**Work required**
Pull out every line in the data that has the string "AUTOMÁTICO" in it.

[Extracted records]
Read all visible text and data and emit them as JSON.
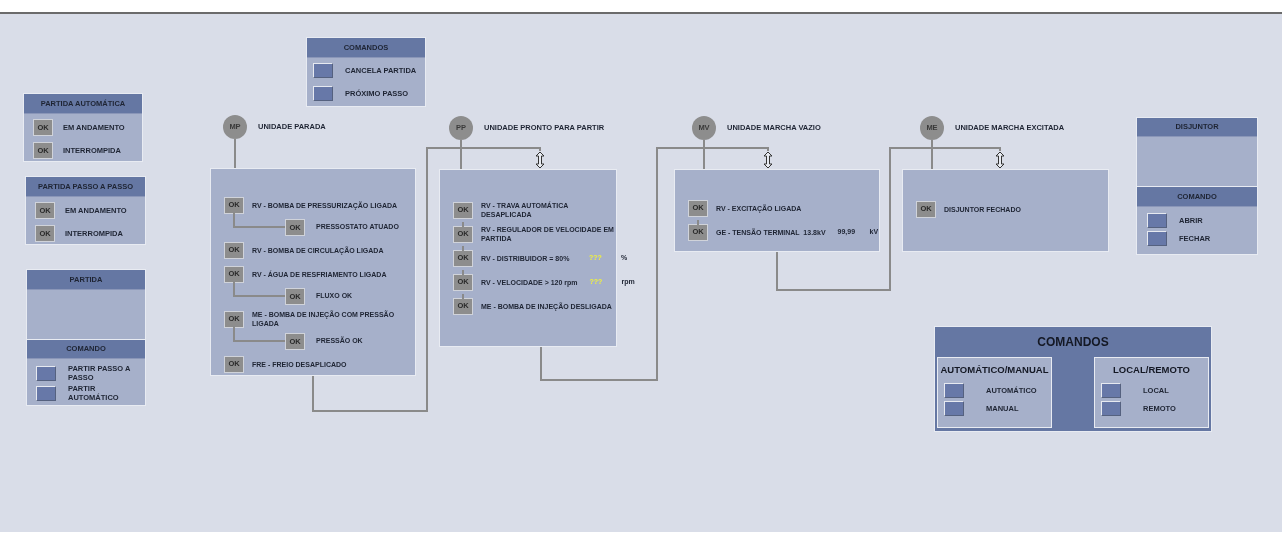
{
  "status_panels": [
    {
      "title": "PARTIDA AUTOMÁTICA",
      "items": [
        {
          "indicator": "OK",
          "label": "EM ANDAMENTO"
        },
        {
          "indicator": "OK",
          "label": "INTERROMPIDA"
        }
      ]
    },
    {
      "title": "PARTIDA PASSO A PASSO",
      "items": [
        {
          "indicator": "OK",
          "label": "EM ANDAMENTO"
        },
        {
          "indicator": "OK",
          "label": "INTERROMPIDA"
        }
      ]
    }
  ],
  "partida_panel": {
    "title": "PARTIDA",
    "command_title": "COMANDO",
    "buttons": [
      "PARTIR PASSO A PASSO",
      "PARTIR AUTOMÁTICO"
    ]
  },
  "top_commands": {
    "title": "COMANDOS",
    "buttons": [
      "CANCELA PARTIDA",
      "PRÓXIMO PASSO"
    ]
  },
  "stages": [
    {
      "code": "MP",
      "label": "UNIDADE PARADA",
      "conditions": [
        {
          "indicator": "OK",
          "text": "RV - BOMBA DE PRESSURIZAÇÃO LIGADA",
          "children": [
            {
              "indicator": "OK",
              "text": "PRESSOSTATO ATUADO"
            }
          ]
        },
        {
          "indicator": "OK",
          "text": "RV - BOMBA DE CIRCULAÇÃO LIGADA"
        },
        {
          "indicator": "OK",
          "text": "RV - ÁGUA DE RESFRIAMENTO LIGADA",
          "children": [
            {
              "indicator": "OK",
              "text": "FLUXO OK"
            }
          ]
        },
        {
          "indicator": "OK",
          "text": "ME - BOMBA DE INJEÇÃO COM PRESSÃO LIGADA",
          "children": [
            {
              "indicator": "OK",
              "text": "PRESSÃO OK"
            }
          ]
        },
        {
          "indicator": "OK",
          "text": "FRE - FREIO DESAPLICADO"
        }
      ]
    },
    {
      "code": "PP",
      "label": "UNIDADE PRONTO PARA PARTIR",
      "conditions": [
        {
          "indicator": "OK",
          "text": "RV - TRAVA AUTOMÁTICA DESAPLICADA"
        },
        {
          "indicator": "OK",
          "text": "RV - REGULADOR DE VELOCIDADE EM PARTIDA"
        },
        {
          "indicator": "OK",
          "text": "RV - DISTRIBUIDOR = 80%",
          "value": "???",
          "invalid": true,
          "unit": "%"
        },
        {
          "indicator": "OK",
          "text": "RV - VELOCIDADE > 120 rpm",
          "value": "???",
          "invalid": true,
          "unit": "rpm"
        },
        {
          "indicator": "OK",
          "text": "ME - BOMBA DE INJEÇÃO DESLIGADA"
        }
      ]
    },
    {
      "code": "MV",
      "label": "UNIDADE MARCHA VAZIO",
      "conditions": [
        {
          "indicator": "OK",
          "text": "RV - EXCITAÇÃO LIGADA"
        },
        {
          "indicator": "OK",
          "text": "GE - TENSÃO TERMINAL  13.8kV",
          "value": "99,99",
          "invalid": false,
          "unit": "kV"
        }
      ]
    },
    {
      "code": "ME",
      "label": "UNIDADE MARCHA EXCITADA",
      "conditions": [
        {
          "indicator": "OK",
          "text": "DISJUNTOR FECHADO"
        }
      ]
    }
  ],
  "disjuntor": {
    "title": "DISJUNTOR",
    "command_title": "COMANDO",
    "buttons": [
      "ABRIR",
      "FECHAR"
    ]
  },
  "mode_commands": {
    "title": "COMANDOS",
    "groups": [
      {
        "title": "AUTOMÁTICO/MANUAL",
        "buttons": [
          "AUTOMÁTICO",
          "MANUAL"
        ]
      },
      {
        "title": "LOCAL/REMOTO",
        "buttons": [
          "LOCAL",
          "REMOTO"
        ]
      }
    ]
  }
}
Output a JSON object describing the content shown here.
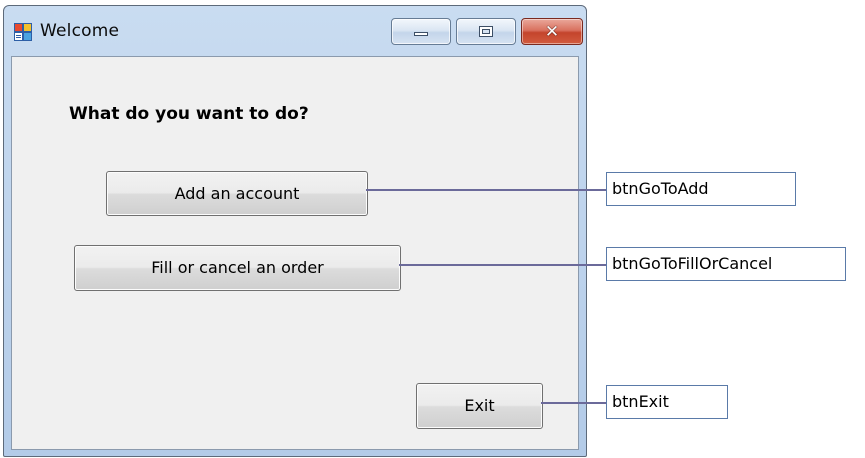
{
  "window": {
    "title": "Welcome",
    "app_icon": "winforms-app-icon",
    "controls": {
      "minimize": "minimize-icon",
      "maximize": "maximize-icon",
      "close_glyph": "✕"
    }
  },
  "form": {
    "prompt": "What do you want to do?",
    "buttons": {
      "add_account": "Add an account",
      "fill_cancel": "Fill or cancel an order",
      "exit": "Exit"
    }
  },
  "callouts": {
    "add": "btnGoToAdd",
    "fill_cancel": "btnGoToFillOrCancel",
    "exit": "btnExit"
  },
  "colors": {
    "callout_line": "#6b6a9a",
    "callout_border": "#5a7aa8",
    "client_bg": "#f0f0f0",
    "close_button": "#c4442c"
  }
}
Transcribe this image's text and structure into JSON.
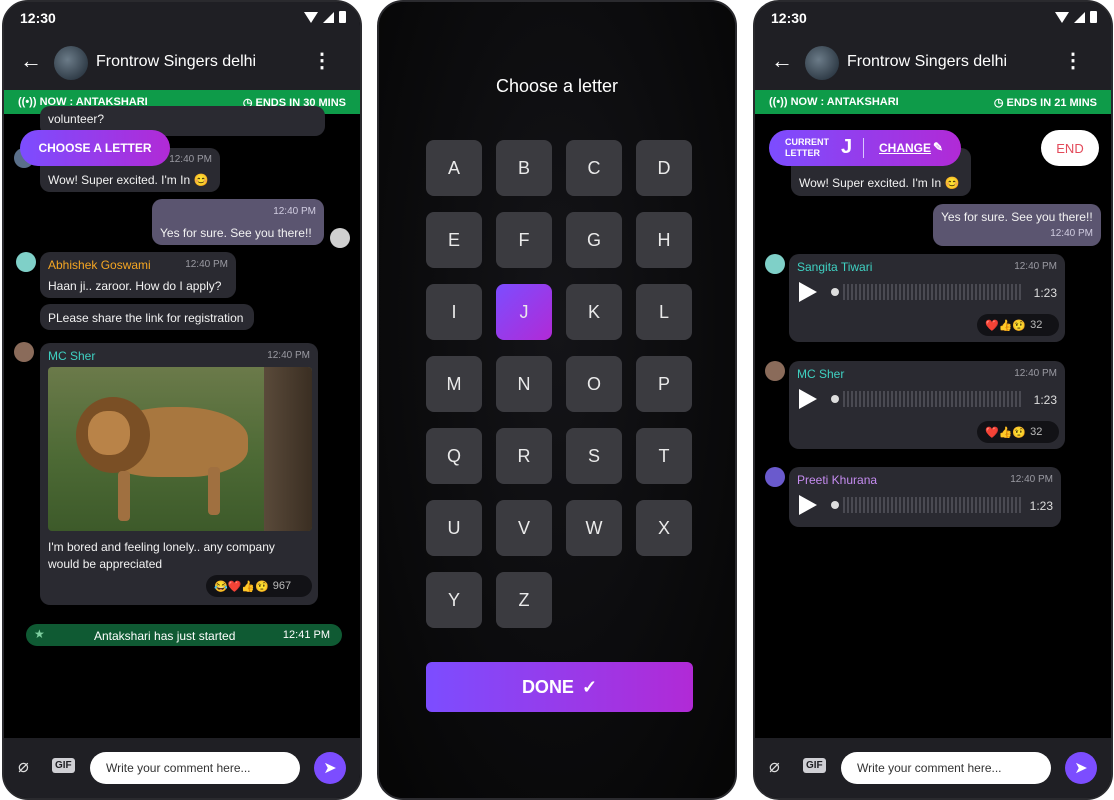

**Worked answer**
      "PARTIR AUTOMÁTICO"
        "title": "AUTOMÁTICO/MANUAL",
          "AUTOMÁTICO",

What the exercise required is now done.